## EXTRAIT
L’exemple que tu viens de donner, c’est l’exemple même de la prétention de savoir. J’ai une meilleure information que l’autre et je vais imposer mon point de vue.

Non, je n’essaye pas d’imposer mon point de vue. C’est plus sournois, à travers des ricanements par exemple. Je peux être assez fourbe et ça s’exprimerait plutôt comme ça. Ça vient sûrement aussi du milieu familial avec mes grands-parents qui sont très religieux, très carrés. Mon grand-père croit savoir beaucoup de choses sur la vie après la mort par exemple.

Donc, on dirait qu’il y a un sentiment de supériorité dans toute la famille.

Oui, mais surtout chez les hommes. Les femmes se soumettent, elles sont plutôt dépendantes des hommes.

Ca veut dire que tu as évolué dans un milieu qui se sent supérieur, un peu comme des nobles par rapport à des non-nobles, même si dans ton cas, il ne s’agit pas de cela. C’est un peu dans cet esprit- là que tu as évolué.

Oui, parce que c’est une petite branche religieuse qui est persuadée de savoir mieux que les autres. Et mon père, en essayant de fuir ce milieu, a reproduit la même chose en rejoignant un groupe Gurdjieff. Et j’ai peut-être fait pareil de mon côté.

Non.

Peut-être pas exactement, mais il y a cet élan et cette recherche, avec peut-être moins d’aveuglement.

Non, mais je crois qu’il est nécessaire pour toi de te détacher totalement de cette idéologie.

Pour l’idéologie de mes grands-parents, j’en suis complètement détaché. Pour mon père, il n’en parle pas, il est très secret. Mais il y a un esprit de supériorité marqué dans la famille. Même si en apparence, mon grand-père peut paraître très humble, en arrière-plan, il y a de l’orgueil et quelque chose qu’il ne lâche pas. Et quand je me mets moins de pression, quand je me laisse aller sans me juger, sans avoir une main mise sur mon personnage, parfois, j’observe des mécanismes de prétention ; j’essaye de ne pas me prendre au sérieux ni de me juger vis-à-vis de ça.

De ne pas y croire. Je veux dire, de ne pas croire dans la réalité de cette prétention, pour que tu ne t’y enfonces pas davantage.

Non, ça non, parce que si je rentre là-dedans, c’est l’enfer pour moi. C’est invivable.

Donc si je comprends bien, tu es bien équipé pour déjouer ce schéma. Tu n’y crois pas, même si de temps en temps, il y a des amorces de ce mécanisme, mais tu n’y vas pas à fond. Est-ce que c’est ça ?

Oui. Mais mon père m’a enseigné à être fier et orgueilleux parce que sinon, j‘étais un moins que rien. Parfois, il y a de la frustration d’être avec les gens, des anciens amis par exemple, et de voir la médiocrité de leurs comportements autour de moi. Et là, je ressens des montées de cette prétention.

## LISTE DES TÂCHES
A. D'après l'extrait, quel groupe le père a-t-il rejoint en cherchant à fuir le milieu religieux familial ?
B. Reproduisez fidèlement les lignes du listing, de la ligne contenant « time-axis[interactable]: Mar 2019 » à la ligne contenant « macd-axis-tick: -214.47 bbox=[1622, 709, 1653, 719] », ces deux lignes incluses.

## DONNÉES SOURCES
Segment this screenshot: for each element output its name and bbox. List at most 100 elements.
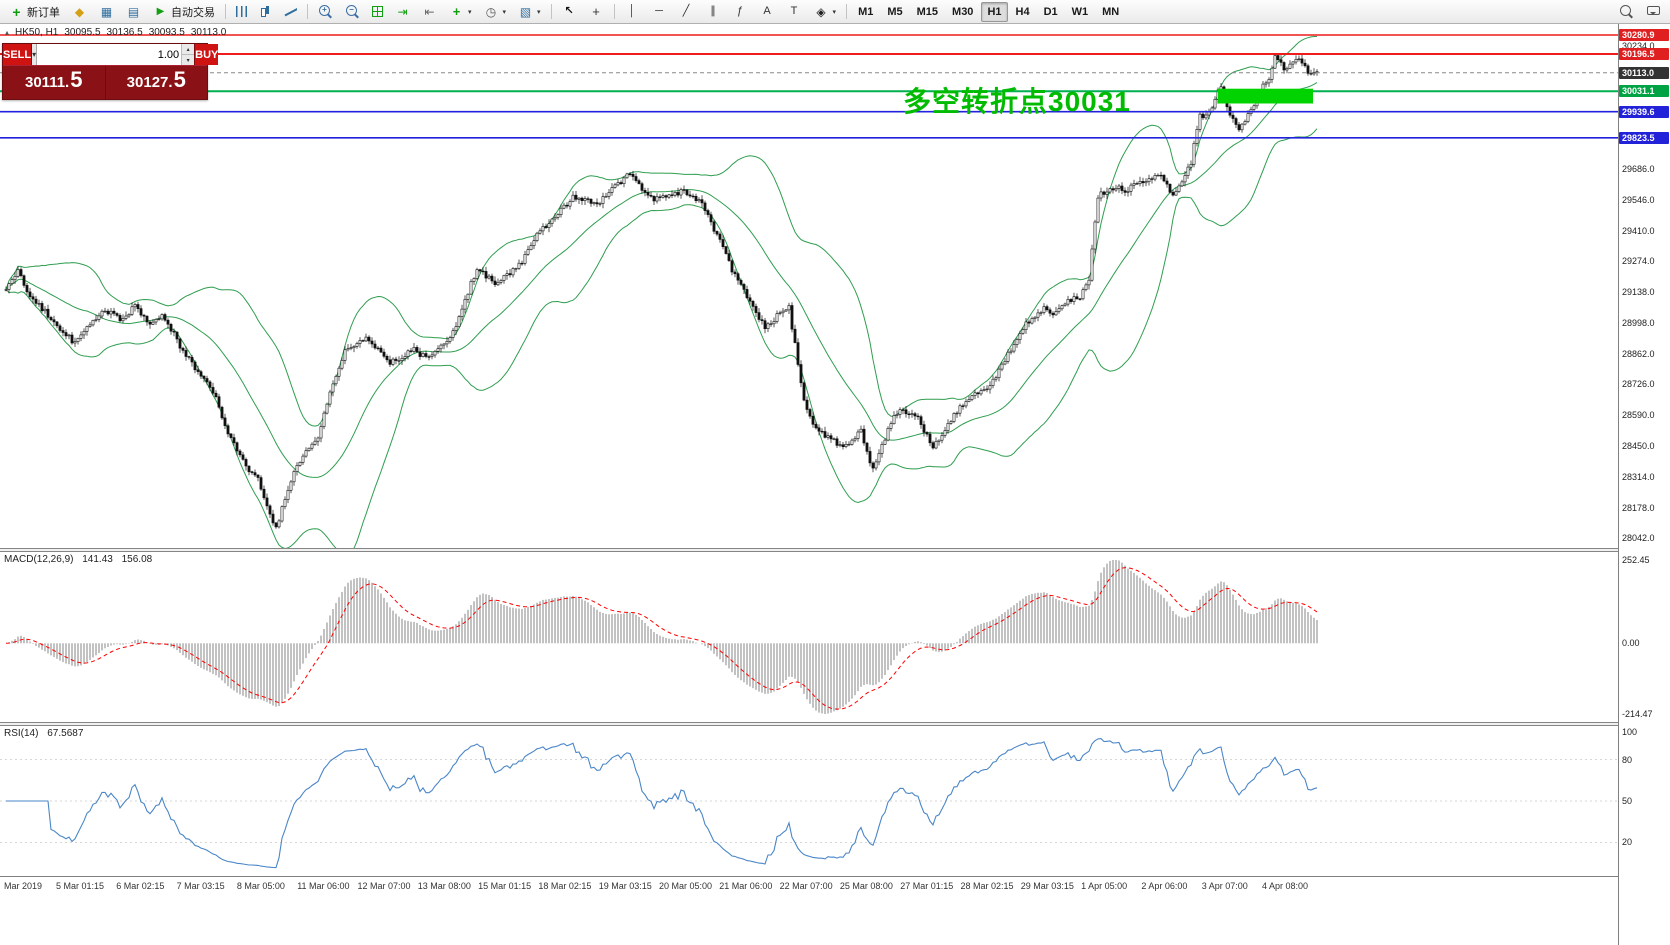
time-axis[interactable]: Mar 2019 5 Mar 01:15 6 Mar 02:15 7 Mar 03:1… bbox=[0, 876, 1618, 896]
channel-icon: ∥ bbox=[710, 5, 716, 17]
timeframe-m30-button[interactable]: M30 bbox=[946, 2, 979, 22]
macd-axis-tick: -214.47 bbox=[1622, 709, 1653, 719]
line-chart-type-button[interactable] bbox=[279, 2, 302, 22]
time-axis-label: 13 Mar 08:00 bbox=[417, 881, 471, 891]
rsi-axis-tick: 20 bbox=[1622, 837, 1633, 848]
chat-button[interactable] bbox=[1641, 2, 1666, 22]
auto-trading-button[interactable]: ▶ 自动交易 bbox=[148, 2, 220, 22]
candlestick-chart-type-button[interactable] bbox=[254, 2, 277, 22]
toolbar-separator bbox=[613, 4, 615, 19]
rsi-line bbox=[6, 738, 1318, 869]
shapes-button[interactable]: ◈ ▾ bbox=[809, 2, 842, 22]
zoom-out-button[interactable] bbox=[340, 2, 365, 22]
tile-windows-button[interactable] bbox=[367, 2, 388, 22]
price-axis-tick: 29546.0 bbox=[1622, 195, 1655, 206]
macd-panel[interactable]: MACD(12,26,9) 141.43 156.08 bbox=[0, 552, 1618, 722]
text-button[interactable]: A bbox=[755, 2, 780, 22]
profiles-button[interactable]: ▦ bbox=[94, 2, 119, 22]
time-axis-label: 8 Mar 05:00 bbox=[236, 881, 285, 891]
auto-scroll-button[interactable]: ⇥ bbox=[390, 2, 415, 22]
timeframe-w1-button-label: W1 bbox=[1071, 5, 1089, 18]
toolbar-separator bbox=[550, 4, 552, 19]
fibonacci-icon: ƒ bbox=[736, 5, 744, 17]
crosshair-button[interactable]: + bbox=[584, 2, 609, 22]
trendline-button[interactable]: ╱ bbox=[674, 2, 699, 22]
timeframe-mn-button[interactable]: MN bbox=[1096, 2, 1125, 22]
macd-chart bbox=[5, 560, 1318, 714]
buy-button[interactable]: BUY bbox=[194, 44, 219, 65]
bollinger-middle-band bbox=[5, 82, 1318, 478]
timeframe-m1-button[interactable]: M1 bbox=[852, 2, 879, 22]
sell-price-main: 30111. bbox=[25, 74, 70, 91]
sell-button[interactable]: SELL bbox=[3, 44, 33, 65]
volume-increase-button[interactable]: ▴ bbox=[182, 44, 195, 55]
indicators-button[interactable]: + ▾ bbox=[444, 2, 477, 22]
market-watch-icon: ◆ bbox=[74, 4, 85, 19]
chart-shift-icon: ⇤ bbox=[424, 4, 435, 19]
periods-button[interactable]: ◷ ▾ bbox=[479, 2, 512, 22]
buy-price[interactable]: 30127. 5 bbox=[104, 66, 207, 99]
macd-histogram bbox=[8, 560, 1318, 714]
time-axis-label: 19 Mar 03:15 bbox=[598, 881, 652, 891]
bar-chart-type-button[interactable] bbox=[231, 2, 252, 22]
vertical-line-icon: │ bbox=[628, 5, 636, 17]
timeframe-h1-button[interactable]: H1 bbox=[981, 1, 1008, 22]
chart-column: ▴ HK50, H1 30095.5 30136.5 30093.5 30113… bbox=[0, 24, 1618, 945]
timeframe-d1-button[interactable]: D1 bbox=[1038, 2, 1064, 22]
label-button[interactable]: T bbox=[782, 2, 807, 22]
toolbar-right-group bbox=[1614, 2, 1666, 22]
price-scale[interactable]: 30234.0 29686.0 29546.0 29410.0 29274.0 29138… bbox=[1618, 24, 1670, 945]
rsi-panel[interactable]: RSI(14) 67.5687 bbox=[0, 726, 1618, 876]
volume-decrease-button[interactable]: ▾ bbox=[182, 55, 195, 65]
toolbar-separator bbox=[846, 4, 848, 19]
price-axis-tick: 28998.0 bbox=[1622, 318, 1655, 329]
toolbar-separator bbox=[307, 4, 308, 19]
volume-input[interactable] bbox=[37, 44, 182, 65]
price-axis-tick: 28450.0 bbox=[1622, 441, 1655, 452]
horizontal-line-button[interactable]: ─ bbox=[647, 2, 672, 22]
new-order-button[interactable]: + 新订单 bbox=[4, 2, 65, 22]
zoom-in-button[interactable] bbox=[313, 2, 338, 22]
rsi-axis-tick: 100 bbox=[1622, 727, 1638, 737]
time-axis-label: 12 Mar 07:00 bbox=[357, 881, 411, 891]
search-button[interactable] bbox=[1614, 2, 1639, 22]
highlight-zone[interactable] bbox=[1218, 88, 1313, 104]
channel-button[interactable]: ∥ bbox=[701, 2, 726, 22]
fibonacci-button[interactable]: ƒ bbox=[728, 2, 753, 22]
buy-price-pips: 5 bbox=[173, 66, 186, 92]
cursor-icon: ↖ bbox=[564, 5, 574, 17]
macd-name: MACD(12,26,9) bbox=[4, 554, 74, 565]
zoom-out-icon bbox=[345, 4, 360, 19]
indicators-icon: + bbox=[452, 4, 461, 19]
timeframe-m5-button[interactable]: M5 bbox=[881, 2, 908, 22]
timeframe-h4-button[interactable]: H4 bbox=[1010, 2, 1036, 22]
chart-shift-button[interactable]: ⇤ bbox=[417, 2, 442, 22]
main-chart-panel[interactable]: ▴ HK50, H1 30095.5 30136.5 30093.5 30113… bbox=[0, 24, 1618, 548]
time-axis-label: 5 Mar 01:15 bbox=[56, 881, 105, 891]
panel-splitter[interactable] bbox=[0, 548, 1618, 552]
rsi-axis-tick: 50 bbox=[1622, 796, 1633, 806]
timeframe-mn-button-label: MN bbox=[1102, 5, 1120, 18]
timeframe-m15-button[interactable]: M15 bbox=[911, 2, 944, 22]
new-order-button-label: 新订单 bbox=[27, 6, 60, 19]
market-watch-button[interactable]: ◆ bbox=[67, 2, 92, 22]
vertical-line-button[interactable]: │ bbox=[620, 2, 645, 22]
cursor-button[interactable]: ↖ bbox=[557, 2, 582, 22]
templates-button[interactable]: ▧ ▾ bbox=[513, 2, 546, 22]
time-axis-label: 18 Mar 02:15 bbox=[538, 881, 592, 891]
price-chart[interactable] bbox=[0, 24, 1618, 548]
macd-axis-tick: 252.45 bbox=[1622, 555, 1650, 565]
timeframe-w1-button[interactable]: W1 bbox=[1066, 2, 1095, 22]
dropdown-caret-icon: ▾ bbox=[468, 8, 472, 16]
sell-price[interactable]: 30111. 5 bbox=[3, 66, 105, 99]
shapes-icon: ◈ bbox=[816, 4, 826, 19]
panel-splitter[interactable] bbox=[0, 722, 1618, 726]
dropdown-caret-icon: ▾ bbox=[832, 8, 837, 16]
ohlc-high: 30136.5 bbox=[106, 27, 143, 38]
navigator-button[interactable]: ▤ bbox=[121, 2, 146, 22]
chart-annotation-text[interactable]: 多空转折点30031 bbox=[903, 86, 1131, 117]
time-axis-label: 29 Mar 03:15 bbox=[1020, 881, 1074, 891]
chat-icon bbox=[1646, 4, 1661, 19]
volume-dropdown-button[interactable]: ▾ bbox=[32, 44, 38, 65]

---

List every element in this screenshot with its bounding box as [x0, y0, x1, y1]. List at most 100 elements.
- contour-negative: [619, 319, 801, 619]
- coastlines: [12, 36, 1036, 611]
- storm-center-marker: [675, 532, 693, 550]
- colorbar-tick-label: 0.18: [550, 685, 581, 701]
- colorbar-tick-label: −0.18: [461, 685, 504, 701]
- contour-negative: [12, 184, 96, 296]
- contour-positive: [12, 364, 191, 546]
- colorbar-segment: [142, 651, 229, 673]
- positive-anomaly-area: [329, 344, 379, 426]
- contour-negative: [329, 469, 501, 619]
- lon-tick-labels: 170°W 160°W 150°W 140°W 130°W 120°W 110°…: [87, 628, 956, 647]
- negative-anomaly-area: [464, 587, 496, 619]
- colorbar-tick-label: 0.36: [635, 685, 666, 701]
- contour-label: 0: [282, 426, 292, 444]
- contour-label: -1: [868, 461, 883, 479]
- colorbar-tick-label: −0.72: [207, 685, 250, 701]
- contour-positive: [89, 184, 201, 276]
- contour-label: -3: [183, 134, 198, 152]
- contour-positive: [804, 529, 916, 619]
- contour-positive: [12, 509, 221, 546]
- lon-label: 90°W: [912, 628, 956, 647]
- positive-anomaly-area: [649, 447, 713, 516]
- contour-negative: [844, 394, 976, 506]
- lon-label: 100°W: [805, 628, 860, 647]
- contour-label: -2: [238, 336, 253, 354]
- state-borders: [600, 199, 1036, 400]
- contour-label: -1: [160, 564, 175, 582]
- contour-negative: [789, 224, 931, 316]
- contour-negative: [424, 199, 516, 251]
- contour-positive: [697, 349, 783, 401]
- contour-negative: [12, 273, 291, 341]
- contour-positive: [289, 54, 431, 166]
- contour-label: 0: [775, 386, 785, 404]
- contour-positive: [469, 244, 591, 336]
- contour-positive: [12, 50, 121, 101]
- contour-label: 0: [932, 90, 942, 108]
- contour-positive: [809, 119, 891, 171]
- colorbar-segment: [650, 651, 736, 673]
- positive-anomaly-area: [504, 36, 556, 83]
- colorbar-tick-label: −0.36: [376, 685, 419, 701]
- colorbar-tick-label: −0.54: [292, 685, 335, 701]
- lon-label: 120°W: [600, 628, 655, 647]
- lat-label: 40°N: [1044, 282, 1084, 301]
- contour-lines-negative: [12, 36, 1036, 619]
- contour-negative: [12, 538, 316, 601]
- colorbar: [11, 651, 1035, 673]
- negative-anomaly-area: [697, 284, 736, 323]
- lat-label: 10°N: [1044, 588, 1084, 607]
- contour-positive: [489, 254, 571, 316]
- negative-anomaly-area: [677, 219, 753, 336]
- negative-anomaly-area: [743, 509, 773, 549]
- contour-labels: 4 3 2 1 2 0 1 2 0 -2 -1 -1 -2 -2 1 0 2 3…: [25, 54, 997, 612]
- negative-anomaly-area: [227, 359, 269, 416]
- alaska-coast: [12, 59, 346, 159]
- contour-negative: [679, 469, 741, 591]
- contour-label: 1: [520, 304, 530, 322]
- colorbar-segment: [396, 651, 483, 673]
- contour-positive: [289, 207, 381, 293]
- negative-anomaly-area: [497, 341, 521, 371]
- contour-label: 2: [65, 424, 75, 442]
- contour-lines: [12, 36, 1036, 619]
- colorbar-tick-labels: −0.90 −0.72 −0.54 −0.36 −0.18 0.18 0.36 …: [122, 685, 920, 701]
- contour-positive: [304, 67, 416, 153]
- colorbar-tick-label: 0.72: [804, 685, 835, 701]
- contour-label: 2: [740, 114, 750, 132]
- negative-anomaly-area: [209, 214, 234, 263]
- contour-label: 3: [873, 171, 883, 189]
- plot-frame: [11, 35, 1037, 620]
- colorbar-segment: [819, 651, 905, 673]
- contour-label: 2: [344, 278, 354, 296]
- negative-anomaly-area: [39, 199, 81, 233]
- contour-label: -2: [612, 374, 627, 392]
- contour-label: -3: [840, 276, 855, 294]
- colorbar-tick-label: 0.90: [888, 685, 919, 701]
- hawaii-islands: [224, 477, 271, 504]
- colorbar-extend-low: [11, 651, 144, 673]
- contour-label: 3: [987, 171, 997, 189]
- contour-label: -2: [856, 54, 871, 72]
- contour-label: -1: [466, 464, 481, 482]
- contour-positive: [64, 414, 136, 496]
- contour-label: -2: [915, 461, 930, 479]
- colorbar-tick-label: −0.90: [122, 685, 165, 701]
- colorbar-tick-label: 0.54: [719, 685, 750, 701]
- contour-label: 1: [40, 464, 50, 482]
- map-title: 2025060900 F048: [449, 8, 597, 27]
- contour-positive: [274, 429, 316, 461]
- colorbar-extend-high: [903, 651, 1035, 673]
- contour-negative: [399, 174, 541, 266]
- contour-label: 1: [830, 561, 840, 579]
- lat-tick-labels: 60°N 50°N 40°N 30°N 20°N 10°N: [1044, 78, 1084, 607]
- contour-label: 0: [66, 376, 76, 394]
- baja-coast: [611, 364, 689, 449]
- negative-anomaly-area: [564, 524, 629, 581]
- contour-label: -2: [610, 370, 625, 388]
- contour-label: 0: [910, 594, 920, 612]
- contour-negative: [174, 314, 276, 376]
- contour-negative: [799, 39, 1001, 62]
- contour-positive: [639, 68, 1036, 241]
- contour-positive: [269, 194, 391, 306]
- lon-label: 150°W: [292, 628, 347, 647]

## RÉPONSES ATTENDUES
A. Un groupe Gurdjieff.

B.
time-axis[interactable]: Mar 2019 5 Mar 01:15 6 Mar 02:15 7 Mar 03:1… bbox=[0, 876, 1618, 896]
channel-icon: ∥ bbox=[710, 5, 716, 17]
timeframe-m30-button[interactable]: M30 bbox=[946, 2, 979, 22]
macd-axis-tick: -214.47 bbox=[1622, 709, 1653, 719]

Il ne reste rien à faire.